--- Begin The data ---

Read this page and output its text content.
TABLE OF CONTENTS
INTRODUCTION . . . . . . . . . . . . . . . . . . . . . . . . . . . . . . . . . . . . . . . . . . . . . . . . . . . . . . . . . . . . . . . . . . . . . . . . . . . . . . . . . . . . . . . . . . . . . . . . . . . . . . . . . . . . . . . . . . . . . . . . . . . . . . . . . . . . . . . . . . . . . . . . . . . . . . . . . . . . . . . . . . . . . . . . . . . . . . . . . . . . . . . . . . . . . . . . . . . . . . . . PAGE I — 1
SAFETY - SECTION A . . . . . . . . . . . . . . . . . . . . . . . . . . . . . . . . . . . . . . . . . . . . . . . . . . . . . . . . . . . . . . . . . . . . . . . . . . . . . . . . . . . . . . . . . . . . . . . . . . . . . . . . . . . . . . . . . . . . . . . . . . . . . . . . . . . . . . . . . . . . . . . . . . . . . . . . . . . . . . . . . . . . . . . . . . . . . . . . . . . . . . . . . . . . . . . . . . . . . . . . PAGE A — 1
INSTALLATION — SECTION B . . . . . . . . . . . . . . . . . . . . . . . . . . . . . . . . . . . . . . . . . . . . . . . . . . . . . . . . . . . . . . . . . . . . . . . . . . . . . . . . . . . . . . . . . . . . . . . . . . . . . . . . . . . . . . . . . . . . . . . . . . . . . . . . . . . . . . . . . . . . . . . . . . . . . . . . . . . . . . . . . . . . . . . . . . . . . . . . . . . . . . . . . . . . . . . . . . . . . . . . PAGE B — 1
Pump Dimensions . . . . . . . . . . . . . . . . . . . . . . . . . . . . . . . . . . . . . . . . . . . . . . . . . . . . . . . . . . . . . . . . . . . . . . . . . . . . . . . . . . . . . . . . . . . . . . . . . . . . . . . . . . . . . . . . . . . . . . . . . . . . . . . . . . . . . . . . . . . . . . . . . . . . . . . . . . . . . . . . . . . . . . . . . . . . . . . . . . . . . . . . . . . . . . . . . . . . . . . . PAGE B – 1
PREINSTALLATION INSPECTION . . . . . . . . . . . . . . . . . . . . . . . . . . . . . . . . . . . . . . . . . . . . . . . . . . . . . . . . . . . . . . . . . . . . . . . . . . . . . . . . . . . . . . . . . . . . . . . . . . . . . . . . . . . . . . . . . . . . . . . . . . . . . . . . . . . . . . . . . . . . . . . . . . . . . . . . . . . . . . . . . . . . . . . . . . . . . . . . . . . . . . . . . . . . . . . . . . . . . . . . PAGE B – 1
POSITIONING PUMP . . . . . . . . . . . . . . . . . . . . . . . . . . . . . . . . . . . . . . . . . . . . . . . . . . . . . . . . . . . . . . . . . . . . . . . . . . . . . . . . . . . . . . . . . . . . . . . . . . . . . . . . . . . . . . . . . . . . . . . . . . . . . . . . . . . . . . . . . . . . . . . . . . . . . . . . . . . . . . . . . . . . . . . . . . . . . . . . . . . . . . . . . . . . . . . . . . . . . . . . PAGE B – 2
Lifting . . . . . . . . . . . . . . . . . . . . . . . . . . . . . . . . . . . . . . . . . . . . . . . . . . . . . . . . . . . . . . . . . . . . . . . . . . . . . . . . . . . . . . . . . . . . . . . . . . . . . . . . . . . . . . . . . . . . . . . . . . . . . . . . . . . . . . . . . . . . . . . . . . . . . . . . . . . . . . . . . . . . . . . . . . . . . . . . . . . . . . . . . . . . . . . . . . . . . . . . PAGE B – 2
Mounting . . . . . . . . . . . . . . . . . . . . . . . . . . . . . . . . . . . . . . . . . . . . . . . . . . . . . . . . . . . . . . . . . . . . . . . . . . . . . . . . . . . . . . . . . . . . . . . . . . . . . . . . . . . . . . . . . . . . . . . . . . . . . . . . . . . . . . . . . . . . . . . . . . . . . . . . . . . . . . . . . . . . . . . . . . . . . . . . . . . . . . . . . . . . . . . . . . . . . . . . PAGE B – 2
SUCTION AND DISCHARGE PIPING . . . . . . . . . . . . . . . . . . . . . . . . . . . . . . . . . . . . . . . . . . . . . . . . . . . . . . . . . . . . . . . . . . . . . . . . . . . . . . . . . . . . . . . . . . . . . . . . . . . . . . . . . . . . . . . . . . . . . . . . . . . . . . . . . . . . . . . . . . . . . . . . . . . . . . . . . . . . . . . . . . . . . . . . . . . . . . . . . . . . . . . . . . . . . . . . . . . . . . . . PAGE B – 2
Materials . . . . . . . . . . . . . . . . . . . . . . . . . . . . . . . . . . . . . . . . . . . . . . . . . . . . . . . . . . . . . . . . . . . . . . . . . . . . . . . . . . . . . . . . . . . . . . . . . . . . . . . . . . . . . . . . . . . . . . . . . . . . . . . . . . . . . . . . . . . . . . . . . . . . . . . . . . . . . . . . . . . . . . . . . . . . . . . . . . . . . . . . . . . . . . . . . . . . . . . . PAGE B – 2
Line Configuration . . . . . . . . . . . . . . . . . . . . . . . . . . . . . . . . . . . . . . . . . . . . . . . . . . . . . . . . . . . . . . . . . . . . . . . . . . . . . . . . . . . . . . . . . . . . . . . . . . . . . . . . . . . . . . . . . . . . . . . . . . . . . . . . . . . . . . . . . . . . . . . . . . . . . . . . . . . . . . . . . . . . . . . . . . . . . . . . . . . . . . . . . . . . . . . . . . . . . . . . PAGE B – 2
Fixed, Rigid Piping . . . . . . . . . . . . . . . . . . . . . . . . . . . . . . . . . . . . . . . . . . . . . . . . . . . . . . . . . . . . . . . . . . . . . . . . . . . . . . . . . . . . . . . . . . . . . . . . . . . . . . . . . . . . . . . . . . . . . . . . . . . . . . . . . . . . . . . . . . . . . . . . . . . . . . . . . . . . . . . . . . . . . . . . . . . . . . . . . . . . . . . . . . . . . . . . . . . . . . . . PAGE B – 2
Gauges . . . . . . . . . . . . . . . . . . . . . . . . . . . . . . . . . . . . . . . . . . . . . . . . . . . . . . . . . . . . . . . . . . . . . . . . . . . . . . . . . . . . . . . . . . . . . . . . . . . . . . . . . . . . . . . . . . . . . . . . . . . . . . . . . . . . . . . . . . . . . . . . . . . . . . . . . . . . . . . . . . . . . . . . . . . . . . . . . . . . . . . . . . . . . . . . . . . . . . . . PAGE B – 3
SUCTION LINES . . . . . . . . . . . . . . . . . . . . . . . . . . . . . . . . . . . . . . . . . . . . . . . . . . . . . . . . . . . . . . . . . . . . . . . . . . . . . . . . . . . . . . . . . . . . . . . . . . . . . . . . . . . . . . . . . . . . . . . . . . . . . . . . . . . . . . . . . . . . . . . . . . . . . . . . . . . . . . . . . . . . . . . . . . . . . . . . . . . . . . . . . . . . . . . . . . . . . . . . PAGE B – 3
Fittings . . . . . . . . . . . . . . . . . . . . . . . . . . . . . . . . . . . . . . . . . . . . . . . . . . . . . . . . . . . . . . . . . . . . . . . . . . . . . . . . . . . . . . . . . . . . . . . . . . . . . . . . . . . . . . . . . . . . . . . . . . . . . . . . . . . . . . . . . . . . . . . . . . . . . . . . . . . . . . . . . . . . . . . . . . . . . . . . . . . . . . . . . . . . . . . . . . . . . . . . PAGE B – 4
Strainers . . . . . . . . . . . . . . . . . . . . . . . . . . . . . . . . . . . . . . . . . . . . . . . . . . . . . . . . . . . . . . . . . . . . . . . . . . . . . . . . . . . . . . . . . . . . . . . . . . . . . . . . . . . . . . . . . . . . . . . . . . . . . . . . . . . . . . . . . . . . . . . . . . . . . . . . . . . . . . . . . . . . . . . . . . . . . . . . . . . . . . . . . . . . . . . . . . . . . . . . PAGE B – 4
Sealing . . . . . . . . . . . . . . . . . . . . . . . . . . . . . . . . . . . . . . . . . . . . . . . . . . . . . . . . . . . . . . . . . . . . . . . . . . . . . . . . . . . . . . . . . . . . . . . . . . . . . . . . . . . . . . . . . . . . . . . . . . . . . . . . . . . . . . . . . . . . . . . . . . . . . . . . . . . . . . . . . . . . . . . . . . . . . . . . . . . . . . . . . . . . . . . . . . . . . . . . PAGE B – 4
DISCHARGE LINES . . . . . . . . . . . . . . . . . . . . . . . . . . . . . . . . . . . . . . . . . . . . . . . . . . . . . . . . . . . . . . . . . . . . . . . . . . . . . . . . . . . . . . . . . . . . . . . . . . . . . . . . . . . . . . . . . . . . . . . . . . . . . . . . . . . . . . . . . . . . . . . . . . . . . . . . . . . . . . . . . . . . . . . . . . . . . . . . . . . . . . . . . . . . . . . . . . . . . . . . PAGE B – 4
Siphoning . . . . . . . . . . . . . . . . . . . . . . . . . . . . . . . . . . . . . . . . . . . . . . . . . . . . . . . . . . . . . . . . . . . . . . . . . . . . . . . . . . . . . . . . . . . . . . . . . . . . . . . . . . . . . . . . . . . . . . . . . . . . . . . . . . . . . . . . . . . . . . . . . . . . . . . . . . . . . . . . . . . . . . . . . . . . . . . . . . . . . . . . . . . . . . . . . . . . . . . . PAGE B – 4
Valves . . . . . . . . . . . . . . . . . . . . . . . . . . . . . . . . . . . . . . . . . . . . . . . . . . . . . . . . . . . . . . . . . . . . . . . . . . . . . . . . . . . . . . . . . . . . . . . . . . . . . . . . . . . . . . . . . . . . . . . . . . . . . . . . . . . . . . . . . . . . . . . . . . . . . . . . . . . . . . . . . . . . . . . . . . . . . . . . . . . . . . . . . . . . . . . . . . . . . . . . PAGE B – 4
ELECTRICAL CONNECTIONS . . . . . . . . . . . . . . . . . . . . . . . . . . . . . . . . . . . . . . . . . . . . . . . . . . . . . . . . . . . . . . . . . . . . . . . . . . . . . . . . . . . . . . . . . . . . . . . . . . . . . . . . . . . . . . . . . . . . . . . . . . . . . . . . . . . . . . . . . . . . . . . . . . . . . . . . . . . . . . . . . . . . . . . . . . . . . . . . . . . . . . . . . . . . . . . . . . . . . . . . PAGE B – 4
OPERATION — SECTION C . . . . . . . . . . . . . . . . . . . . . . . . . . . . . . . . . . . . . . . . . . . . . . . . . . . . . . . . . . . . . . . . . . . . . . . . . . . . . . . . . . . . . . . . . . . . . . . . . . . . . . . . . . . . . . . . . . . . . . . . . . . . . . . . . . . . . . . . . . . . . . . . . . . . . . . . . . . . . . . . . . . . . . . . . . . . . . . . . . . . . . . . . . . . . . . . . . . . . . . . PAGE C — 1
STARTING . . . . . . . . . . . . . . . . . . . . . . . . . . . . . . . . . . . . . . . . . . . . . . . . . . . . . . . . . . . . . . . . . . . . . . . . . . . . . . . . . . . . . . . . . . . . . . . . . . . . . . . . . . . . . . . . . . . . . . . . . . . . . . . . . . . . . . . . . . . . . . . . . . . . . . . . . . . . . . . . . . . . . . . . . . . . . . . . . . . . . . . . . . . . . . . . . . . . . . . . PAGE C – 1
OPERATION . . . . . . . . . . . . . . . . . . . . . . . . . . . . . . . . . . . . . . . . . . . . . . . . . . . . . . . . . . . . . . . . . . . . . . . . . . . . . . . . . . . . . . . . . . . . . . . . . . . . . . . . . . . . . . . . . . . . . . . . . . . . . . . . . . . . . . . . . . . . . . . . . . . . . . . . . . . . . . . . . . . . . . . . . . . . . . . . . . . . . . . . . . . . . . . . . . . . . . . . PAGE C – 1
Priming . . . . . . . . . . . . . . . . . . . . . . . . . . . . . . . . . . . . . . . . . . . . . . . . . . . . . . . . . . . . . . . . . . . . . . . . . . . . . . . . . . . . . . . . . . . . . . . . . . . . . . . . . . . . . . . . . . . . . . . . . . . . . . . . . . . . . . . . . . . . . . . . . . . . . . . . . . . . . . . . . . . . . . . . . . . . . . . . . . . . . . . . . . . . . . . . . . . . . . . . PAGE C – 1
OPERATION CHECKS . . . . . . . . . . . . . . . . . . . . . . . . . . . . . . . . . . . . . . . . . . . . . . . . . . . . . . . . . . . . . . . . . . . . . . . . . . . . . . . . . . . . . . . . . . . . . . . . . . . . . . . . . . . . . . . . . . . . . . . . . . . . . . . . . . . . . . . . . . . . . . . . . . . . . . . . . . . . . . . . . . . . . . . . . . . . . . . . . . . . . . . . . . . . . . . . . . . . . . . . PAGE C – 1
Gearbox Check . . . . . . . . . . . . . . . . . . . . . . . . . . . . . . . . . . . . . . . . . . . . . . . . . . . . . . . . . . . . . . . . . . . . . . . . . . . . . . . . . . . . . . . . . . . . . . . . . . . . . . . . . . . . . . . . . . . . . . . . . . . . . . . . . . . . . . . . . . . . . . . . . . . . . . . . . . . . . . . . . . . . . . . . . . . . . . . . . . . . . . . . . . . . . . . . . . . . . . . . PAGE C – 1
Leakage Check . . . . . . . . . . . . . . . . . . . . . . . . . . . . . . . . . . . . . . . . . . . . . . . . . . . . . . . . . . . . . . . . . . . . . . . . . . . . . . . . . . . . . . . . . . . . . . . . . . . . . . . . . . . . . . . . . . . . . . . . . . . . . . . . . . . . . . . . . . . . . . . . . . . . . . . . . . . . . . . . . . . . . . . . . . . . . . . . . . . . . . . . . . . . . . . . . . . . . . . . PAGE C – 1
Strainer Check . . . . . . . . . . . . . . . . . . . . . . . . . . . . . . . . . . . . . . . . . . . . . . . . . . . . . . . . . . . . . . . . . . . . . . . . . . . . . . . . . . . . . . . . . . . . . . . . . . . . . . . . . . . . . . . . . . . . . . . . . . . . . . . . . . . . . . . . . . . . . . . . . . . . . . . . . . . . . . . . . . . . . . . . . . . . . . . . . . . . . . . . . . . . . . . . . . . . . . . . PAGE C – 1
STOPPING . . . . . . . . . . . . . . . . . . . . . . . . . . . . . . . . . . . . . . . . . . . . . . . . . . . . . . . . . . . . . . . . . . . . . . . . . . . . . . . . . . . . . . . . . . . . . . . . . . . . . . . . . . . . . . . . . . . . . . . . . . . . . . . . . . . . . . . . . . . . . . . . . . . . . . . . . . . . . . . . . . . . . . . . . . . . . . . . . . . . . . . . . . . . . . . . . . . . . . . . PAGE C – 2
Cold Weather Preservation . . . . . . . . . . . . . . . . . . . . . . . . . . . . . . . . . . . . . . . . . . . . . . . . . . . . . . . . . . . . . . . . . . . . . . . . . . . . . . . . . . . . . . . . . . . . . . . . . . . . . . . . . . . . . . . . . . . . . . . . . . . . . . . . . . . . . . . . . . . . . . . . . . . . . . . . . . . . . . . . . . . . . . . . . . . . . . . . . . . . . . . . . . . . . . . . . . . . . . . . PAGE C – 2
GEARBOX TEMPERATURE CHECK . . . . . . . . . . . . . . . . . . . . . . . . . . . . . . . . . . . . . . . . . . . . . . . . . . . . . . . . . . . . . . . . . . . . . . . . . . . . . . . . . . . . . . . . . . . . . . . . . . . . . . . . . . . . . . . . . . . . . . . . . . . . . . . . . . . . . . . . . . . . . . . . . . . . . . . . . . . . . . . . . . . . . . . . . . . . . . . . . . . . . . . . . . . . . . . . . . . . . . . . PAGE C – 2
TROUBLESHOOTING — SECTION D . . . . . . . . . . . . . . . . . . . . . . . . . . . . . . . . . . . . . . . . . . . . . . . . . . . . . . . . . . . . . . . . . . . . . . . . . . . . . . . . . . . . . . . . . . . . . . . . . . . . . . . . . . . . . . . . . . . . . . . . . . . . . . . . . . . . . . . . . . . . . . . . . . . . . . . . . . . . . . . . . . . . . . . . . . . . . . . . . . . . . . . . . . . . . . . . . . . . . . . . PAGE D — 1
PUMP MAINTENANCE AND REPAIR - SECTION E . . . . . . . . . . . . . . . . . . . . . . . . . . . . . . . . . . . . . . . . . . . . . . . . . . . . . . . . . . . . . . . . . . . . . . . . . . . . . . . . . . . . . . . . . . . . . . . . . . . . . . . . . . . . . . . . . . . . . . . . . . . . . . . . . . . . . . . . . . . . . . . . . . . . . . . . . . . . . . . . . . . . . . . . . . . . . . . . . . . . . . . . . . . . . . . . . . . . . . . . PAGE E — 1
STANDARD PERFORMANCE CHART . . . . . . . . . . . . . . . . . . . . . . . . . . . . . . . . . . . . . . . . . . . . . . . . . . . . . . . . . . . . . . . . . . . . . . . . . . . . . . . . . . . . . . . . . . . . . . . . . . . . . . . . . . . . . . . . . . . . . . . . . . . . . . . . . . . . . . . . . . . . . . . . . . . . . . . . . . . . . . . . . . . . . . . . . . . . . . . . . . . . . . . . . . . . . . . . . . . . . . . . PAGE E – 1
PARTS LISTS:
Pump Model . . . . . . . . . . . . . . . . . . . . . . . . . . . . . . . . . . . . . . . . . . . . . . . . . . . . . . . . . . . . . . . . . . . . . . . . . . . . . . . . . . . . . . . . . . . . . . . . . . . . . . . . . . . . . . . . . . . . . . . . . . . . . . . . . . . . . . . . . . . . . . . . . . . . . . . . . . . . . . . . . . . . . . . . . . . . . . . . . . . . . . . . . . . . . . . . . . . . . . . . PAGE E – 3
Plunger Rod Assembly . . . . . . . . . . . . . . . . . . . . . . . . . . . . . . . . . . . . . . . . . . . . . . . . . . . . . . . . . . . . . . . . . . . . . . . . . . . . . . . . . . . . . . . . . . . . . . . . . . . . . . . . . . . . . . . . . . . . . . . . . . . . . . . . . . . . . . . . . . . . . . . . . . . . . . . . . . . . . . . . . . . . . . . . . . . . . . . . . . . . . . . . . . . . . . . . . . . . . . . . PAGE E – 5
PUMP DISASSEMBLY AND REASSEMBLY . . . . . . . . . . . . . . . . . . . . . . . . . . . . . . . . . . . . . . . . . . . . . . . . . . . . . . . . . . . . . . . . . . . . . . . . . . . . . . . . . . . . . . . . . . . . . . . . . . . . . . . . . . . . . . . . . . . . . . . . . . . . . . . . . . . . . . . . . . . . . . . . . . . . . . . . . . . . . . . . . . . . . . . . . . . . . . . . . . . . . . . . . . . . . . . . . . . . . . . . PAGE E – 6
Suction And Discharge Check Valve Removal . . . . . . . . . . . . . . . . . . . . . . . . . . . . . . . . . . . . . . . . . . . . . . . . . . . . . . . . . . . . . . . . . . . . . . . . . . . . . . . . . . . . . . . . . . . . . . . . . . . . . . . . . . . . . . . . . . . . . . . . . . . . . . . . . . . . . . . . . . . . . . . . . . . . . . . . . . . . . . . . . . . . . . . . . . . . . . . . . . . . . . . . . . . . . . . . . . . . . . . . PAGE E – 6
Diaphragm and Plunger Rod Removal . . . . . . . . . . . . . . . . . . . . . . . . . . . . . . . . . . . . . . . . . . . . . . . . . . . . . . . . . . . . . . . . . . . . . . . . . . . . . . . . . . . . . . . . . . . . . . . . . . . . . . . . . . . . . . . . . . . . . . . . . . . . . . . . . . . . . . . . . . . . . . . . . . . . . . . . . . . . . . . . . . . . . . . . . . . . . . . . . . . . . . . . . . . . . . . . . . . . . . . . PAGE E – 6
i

--- End The data ---

Exercise. Search the entries for the word "LINES" and gather every line where it appears.

Solution to this task.
SUCTION LINES . . . . . . . . . . . . . . . . . . . . . . . . . . . . . . . . . . . . . . . . . . . . . . . . . . . . . . . . . . . . . . . . . . . . . . . . . . . . . . . . . . . . . . . . . . . . . . . . . . . . . . . . . . . . . . . . . . . . . . . . . . . . . . . . . . . . . . . . . . . . . . . . . . . . . . . . . . . . . . . . . . . . . . . . . . . . . . . . . . . . . . . . . . . . . . . . . . . . . . . . PAGE B – 3
DISCHARGE LINES . . . . . . . . . . . . . . . . . . . . . . . . . . . . . . . . . . . . . . . . . . . . . . . . . . . . . . . . . . . . . . . . . . . . . . . . . . . . . . . . . . . . . . . . . . . . . . . . . . . . . . . . . . . . . . . . . . . . . . . . . . . . . . . . . . . . . . . . . . . . . . . . . . . . . . . . . . . . . . . . . . . . . . . . . . . . . . . . . . . . . . . . . . . . . . . . . . . . . . . . PAGE B – 4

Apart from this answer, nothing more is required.